[Given problem]:
Write out the whole listing, matching it exactly.

[Dataset records]:
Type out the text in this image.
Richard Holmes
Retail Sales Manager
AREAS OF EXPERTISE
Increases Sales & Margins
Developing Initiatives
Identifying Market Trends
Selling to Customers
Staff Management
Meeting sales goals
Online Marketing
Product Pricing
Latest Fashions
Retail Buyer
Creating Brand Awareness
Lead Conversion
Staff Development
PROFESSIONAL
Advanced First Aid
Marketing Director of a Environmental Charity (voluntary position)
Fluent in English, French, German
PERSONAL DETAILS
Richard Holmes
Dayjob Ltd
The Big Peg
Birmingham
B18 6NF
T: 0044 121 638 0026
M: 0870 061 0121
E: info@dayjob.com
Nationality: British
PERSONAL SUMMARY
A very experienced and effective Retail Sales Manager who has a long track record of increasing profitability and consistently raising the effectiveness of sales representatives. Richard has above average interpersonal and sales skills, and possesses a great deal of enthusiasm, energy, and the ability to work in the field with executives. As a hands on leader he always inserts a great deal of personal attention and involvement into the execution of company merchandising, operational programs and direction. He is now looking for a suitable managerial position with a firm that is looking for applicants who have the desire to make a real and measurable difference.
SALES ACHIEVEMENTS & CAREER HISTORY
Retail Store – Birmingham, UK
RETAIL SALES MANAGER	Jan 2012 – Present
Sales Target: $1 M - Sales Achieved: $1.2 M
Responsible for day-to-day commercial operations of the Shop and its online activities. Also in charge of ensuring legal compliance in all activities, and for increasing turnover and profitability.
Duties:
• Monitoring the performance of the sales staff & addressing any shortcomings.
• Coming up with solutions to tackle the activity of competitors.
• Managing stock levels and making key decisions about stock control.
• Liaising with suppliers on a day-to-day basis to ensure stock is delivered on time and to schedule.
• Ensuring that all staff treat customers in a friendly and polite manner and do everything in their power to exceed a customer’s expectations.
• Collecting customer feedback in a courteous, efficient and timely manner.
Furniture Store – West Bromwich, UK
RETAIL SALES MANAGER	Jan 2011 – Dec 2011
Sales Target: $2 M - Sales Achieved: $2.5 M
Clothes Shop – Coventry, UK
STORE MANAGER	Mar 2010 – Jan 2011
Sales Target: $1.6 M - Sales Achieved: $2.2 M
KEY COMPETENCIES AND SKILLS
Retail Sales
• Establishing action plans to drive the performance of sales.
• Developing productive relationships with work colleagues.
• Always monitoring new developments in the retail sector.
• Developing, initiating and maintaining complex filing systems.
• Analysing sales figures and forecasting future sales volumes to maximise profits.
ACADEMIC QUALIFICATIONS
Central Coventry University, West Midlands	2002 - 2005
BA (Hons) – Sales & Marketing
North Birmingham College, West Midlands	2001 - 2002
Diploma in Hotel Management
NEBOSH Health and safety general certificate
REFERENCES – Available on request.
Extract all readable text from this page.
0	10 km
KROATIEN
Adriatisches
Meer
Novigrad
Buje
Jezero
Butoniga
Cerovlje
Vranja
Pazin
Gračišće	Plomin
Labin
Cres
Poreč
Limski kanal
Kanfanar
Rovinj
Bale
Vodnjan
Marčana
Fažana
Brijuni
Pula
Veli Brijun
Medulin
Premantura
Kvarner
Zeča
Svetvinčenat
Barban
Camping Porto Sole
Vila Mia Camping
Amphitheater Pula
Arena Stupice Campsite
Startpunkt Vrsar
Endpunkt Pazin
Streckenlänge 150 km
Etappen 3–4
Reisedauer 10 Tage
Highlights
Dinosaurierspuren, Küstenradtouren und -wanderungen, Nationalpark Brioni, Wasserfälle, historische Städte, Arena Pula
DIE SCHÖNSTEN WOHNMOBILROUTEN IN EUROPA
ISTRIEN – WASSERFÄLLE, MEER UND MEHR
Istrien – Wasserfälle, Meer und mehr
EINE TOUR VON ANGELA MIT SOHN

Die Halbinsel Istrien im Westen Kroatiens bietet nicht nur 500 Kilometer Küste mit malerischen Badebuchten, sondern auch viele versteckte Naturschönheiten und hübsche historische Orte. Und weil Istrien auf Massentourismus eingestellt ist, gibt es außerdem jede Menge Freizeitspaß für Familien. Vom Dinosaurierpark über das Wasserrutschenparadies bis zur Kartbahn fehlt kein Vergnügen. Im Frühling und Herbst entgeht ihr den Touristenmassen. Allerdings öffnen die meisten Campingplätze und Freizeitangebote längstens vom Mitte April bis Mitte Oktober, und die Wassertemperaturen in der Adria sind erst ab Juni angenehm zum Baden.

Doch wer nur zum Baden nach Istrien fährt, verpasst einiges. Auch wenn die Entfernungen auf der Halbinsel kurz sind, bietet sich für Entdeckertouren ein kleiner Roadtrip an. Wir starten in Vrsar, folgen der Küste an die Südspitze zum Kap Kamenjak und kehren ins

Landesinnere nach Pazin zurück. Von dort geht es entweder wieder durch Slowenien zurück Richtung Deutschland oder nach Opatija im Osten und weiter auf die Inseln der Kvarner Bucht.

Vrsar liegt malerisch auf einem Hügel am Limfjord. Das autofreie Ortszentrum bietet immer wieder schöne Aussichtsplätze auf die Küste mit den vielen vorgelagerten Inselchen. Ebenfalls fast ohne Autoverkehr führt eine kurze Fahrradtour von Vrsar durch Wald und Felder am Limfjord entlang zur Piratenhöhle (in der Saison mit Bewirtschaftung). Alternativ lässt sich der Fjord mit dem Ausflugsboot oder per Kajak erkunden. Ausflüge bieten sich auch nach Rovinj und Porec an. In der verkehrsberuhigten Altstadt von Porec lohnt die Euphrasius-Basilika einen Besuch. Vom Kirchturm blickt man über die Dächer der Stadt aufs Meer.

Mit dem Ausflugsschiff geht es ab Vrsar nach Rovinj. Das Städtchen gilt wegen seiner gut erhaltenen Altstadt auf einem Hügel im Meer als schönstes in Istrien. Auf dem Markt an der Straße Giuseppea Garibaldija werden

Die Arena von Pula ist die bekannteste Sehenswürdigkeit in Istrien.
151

[Task result]:
Type out the text in this image.
Richard Holmes
Retail Sales Manager
AREAS OF EXPERTISE
Increases Sales & Margins
Developing Initiatives
Identifying Market Trends
Selling to Customers
Staff Management
Meeting sales goals
Online Marketing
Product Pricing
Latest Fashions
Retail Buyer
Creating Brand Awareness
Lead Conversion
Staff Development
PROFESSIONAL
Advanced First Aid
Marketing Director of a Environmental Charity (voluntary position)
Fluent in English, French, German
PERSONAL DETAILS
Richard Holmes
Dayjob Ltd
The Big Peg
Birmingham
B18 6NF
T: 0044 121 638 0026
M: 0870 061 0121
E: info@dayjob.com
Nationality: British
PERSONAL SUMMARY
A very experienced and effective Retail Sales Manager who has a long track record of increasing profitability and consistently raising the effectiveness of sales representatives. Richard has above average interpersonal and sales skills, and possesses a great deal of enthusiasm, energy, and the ability to work in the field with executives. As a hands on leader he always inserts a great deal of personal attention and involvement into the execution of company merchandising, operational programs and direction. He is now looking for a suitable managerial position with a firm that is looking for applicants who have the desire to make a real and measurable difference.
SALES ACHIEVEMENTS & CAREER HISTORY
Retail Store – Birmingham, UK
RETAIL SALES MANAGER	Jan 2012 – Present
Sales Target: $1 M - Sales Achieved: $1.2 M
Responsible for day-to-day commercial operations of the Shop and its online activities. Also in charge of ensuring legal compliance in all activities, and for increasing turnover and profitability.
Duties:
• Monitoring the performance of the sales staff & addressing any shortcomings.
• Coming up with solutions to tackle the activity of competitors.
• Managing stock levels and making key decisions about stock control.
• Liaising with suppliers on a day-to-day basis to ensure stock is delivered on time and to schedule.
• Ensuring that all staff treat customers in a friendly and polite manner and do everything in their power to exceed a customer’s expectations.
• Collecting customer feedback in a courteous, efficient and timely manner.
Furniture Store – West Bromwich, UK
RETAIL SALES MANAGER	Jan 2011 – Dec 2011
Sales Target: $2 M - Sales Achieved: $2.5 M
Clothes Shop – Coventry, UK
STORE MANAGER	Mar 2010 – Jan 2011
Sales Target: $1.6 M - Sales Achieved: $2.2 M
KEY COMPETENCIES AND SKILLS
Retail Sales
• Establishing action plans to drive the performance of sales.
• Developing productive relationships with work colleagues.
• Always monitoring new developments in the retail sector.
• Developing, initiating and maintaining complex filing systems.
• Analysing sales figures and forecasting future sales volumes to maximise profits.
ACADEMIC QUALIFICATIONS
Central Coventry University, West Midlands	2002 - 2005
BA (Hons) – Sales & Marketing
North Birmingham College, West Midlands	2001 - 2002
Diploma in Hotel Management
NEBOSH Health and safety general certificate
REFERENCES – Available on request.
Extract all readable text from this page.
0	10 km
KROATIEN
Adriatisches
Meer
Novigrad
Buje
Jezero
Butoniga
Cerovlje
Vranja
Pazin
Gračišće	Plomin
Labin
Cres
Poreč
Limski kanal
Kanfanar
Rovinj
Bale
Vodnjan
Marčana
Fažana
Brijuni
Pula
Veli Brijun
Medulin
Premantura
Kvarner
Zeča
Svetvinčenat
Barban
Camping Porto Sole
Vila Mia Camping
Amphitheater Pula
Arena Stupice Campsite
Startpunkt Vrsar
Endpunkt Pazin
Streckenlänge 150 km
Etappen 3–4
Reisedauer 10 Tage
Highlights
Dinosaurierspuren, Küstenradtouren und -wanderungen, Nationalpark Brioni, Wasserfälle, historische Städte, Arena Pula
DIE SCHÖNSTEN WOHNMOBILROUTEN IN EUROPA
ISTRIEN – WASSERFÄLLE, MEER UND MEHR
Istrien – Wasserfälle, Meer und mehr
EINE TOUR VON ANGELA MIT SOHN

Die Halbinsel Istrien im Westen Kroatiens bietet nicht nur 500 Kilometer Küste mit malerischen Badebuchten, sondern auch viele versteckte Naturschönheiten und hübsche historische Orte. Und weil Istrien auf Massentourismus eingestellt ist, gibt es außerdem jede Menge Freizeitspaß für Familien. Vom Dinosaurierpark über das Wasserrutschenparadies bis zur Kartbahn fehlt kein Vergnügen. Im Frühling und Herbst entgeht ihr den Touristenmassen. Allerdings öffnen die meisten Campingplätze und Freizeitangebote längstens vom Mitte April bis Mitte Oktober, und die Wassertemperaturen in der Adria sind erst ab Juni angenehm zum Baden.

Doch wer nur zum Baden nach Istrien fährt, verpasst einiges. Auch wenn die Entfernungen auf der Halbinsel kurz sind, bietet sich für Entdeckertouren ein kleiner Roadtrip an. Wir starten in Vrsar, folgen der Küste an die Südspitze zum Kap Kamenjak und kehren ins

Landesinnere nach Pazin zurück. Von dort geht es entweder wieder durch Slowenien zurück Richtung Deutschland oder nach Opatija im Osten und weiter auf die Inseln der Kvarner Bucht.

Vrsar liegt malerisch auf einem Hügel am Limfjord. Das autofreie Ortszentrum bietet immer wieder schöne Aussichtsplätze auf die Küste mit den vielen vorgelagerten Inselchen. Ebenfalls fast ohne Autoverkehr führt eine kurze Fahrradtour von Vrsar durch Wald und Felder am Limfjord entlang zur Piratenhöhle (in der Saison mit Bewirtschaftung). Alternativ lässt sich der Fjord mit dem Ausflugsboot oder per Kajak erkunden. Ausflüge bieten sich auch nach Rovinj und Porec an. In der verkehrsberuhigten Altstadt von Porec lohnt die Euphrasius-Basilika einen Besuch. Vom Kirchturm blickt man über die Dächer der Stadt aufs Meer.

Mit dem Ausflugsschiff geht es ab Vrsar nach Rovinj. Das Städtchen gilt wegen seiner gut erhaltenen Altstadt auf einem Hügel im Meer als schönstes in Istrien. Auf dem Markt an der Straße Giuseppea Garibaldija werden

Die Arena von Pula ist die bekannteste Sehenswürdigkeit in Istrien.
151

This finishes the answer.